Problem to work on » Return all of the data exactly as given.

Task data »
+--

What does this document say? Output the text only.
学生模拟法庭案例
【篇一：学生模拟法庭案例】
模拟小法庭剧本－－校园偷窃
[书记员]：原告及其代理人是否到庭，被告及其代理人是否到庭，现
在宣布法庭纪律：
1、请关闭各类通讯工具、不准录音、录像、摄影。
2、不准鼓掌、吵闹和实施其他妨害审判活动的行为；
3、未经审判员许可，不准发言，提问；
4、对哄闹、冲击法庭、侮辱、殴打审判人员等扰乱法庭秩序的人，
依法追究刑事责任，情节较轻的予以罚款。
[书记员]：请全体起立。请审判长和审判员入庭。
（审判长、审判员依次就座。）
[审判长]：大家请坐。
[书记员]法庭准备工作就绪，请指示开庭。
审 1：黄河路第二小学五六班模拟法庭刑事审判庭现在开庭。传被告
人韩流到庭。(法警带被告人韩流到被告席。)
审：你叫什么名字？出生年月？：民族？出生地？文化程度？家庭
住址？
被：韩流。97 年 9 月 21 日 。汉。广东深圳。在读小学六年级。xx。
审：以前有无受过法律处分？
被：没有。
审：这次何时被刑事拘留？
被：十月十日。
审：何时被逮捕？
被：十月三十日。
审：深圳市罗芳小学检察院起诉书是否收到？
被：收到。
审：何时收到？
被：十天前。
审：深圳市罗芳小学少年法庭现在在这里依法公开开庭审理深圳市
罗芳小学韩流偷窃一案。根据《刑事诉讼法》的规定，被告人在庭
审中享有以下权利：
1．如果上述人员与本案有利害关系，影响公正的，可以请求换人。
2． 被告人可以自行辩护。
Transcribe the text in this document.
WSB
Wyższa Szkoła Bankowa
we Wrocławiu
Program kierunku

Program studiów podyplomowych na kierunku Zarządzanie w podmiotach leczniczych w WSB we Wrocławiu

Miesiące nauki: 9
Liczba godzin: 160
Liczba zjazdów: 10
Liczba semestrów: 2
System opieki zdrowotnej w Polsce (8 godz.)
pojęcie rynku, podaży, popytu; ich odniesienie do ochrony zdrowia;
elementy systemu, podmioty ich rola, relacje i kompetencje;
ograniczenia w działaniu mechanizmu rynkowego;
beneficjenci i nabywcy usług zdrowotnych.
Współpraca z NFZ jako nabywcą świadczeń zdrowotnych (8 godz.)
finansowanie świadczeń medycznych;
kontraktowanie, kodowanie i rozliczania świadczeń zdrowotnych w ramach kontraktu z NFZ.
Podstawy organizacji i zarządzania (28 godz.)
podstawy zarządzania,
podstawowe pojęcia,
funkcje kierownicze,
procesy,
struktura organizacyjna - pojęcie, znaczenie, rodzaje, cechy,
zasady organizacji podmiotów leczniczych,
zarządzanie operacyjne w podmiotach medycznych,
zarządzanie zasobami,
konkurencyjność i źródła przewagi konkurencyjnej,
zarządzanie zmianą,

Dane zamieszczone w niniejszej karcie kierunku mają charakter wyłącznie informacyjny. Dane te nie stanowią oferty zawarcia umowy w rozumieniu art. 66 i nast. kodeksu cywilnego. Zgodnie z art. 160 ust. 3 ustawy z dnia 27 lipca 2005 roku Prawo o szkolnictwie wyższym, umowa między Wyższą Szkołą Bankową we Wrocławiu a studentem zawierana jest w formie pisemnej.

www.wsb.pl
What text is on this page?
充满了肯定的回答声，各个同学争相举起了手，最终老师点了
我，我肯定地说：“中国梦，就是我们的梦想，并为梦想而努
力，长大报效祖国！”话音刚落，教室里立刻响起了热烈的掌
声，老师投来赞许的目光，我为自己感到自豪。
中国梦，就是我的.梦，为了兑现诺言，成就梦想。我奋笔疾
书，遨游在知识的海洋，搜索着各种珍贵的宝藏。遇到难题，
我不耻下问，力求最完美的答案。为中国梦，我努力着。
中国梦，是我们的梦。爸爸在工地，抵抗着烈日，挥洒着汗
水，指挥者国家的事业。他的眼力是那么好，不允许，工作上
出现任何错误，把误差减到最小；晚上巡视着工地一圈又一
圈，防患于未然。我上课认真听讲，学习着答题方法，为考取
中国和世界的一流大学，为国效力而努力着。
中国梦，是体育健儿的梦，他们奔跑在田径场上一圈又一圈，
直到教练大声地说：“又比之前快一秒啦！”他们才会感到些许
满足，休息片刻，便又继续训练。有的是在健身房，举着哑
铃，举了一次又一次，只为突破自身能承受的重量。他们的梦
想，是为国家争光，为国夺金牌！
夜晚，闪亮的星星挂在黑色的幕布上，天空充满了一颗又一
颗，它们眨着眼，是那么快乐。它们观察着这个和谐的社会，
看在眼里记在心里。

+--

Solution »
What does this document say? Output the text only.
学生模拟法庭案例
【篇一：学生模拟法庭案例】
模拟小法庭剧本－－校园偷窃
[书记员]：原告及其代理人是否到庭，被告及其代理人是否到庭，现
在宣布法庭纪律：
1、请关闭各类通讯工具、不准录音、录像、摄影。
2、不准鼓掌、吵闹和实施其他妨害审判活动的行为；
3、未经审判员许可，不准发言，提问；
4、对哄闹、冲击法庭、侮辱、殴打审判人员等扰乱法庭秩序的人，
依法追究刑事责任，情节较轻的予以罚款。
[书记员]：请全体起立。请审判长和审判员入庭。
（审判长、审判员依次就座。）
[审判长]：大家请坐。
[书记员]法庭准备工作就绪，请指示开庭。
审 1：黄河路第二小学五六班模拟法庭刑事审判庭现在开庭。传被告
人韩流到庭。(法警带被告人韩流到被告席。)
审：你叫什么名字？出生年月？：民族？出生地？文化程度？家庭
住址？
被：韩流。97 年 9 月 21 日 。汉。广东深圳。在读小学六年级。xx。
审：以前有无受过法律处分？
被：没有。
审：这次何时被刑事拘留？
被：十月十日。
审：何时被逮捕？
被：十月三十日。
审：深圳市罗芳小学检察院起诉书是否收到？
被：收到。
审：何时收到？
被：十天前。
审：深圳市罗芳小学少年法庭现在在这里依法公开开庭审理深圳市
罗芳小学韩流偷窃一案。根据《刑事诉讼法》的规定，被告人在庭
审中享有以下权利：
1．如果上述人员与本案有利害关系，影响公正的，可以请求换人。
2． 被告人可以自行辩护。
Transcribe the text in this document.
WSB
Wyższa Szkoła Bankowa
we Wrocławiu
Program kierunku

Program studiów podyplomowych na kierunku Zarządzanie w podmiotach leczniczych w WSB we Wrocławiu

Miesiące nauki: 9
Liczba godzin: 160
Liczba zjazdów: 10
Liczba semestrów: 2
System opieki zdrowotnej w Polsce (8 godz.)
pojęcie rynku, podaży, popytu; ich odniesienie do ochrony zdrowia;
elementy systemu, podmioty ich rola, relacje i kompetencje;
ograniczenia w działaniu mechanizmu rynkowego;
beneficjenci i nabywcy usług zdrowotnych.
Współpraca z NFZ jako nabywcą świadczeń zdrowotnych (8 godz.)
finansowanie świadczeń medycznych;
kontraktowanie, kodowanie i rozliczania świadczeń zdrowotnych w ramach kontraktu z NFZ.
Podstawy organizacji i zarządzania (28 godz.)
podstawy zarządzania,
podstawowe pojęcia,
funkcje kierownicze,
procesy,
struktura organizacyjna - pojęcie, znaczenie, rodzaje, cechy,
zasady organizacji podmiotów leczniczych,
zarządzanie operacyjne w podmiotach medycznych,
zarządzanie zasobami,
konkurencyjność i źródła przewagi konkurencyjnej,
zarządzanie zmianą,

Dane zamieszczone w niniejszej karcie kierunku mają charakter wyłącznie informacyjny. Dane te nie stanowią oferty zawarcia umowy w rozumieniu art. 66 i nast. kodeksu cywilnego. Zgodnie z art. 160 ust. 3 ustawy z dnia 27 lipca 2005 roku Prawo o szkolnictwie wyższym, umowa między Wyższą Szkołą Bankową we Wrocławiu a studentem zawierana jest w formie pisemnej.

www.wsb.pl
What text is on this page?
充满了肯定的回答声，各个同学争相举起了手，最终老师点了
我，我肯定地说：“中国梦，就是我们的梦想，并为梦想而努
力，长大报效祖国！”话音刚落，教室里立刻响起了热烈的掌
声，老师投来赞许的目光，我为自己感到自豪。
中国梦，就是我的.梦，为了兑现诺言，成就梦想。我奋笔疾
书，遨游在知识的海洋，搜索着各种珍贵的宝藏。遇到难题，
我不耻下问，力求最完美的答案。为中国梦，我努力着。
中国梦，是我们的梦。爸爸在工地，抵抗着烈日，挥洒着汗
水，指挥者国家的事业。他的眼力是那么好，不允许，工作上
出现任何错误，把误差减到最小；晚上巡视着工地一圈又一
圈，防患于未然。我上课认真听讲，学习着答题方法，为考取
中国和世界的一流大学，为国效力而努力着。
中国梦，是体育健儿的梦，他们奔跑在田径场上一圈又一圈，
直到教练大声地说：“又比之前快一秒啦！”他们才会感到些许
满足，休息片刻，便又继续训练。有的是在健身房，举着哑
铃，举了一次又一次，只为突破自身能承受的重量。他们的梦
想，是为国家争光，为国夺金牌！
夜晚，闪亮的星星挂在黑色的幕布上，天空充满了一颗又一
颗，它们眨着眼，是那么快乐。它们观察着这个和谐的社会，
看在眼里记在心里。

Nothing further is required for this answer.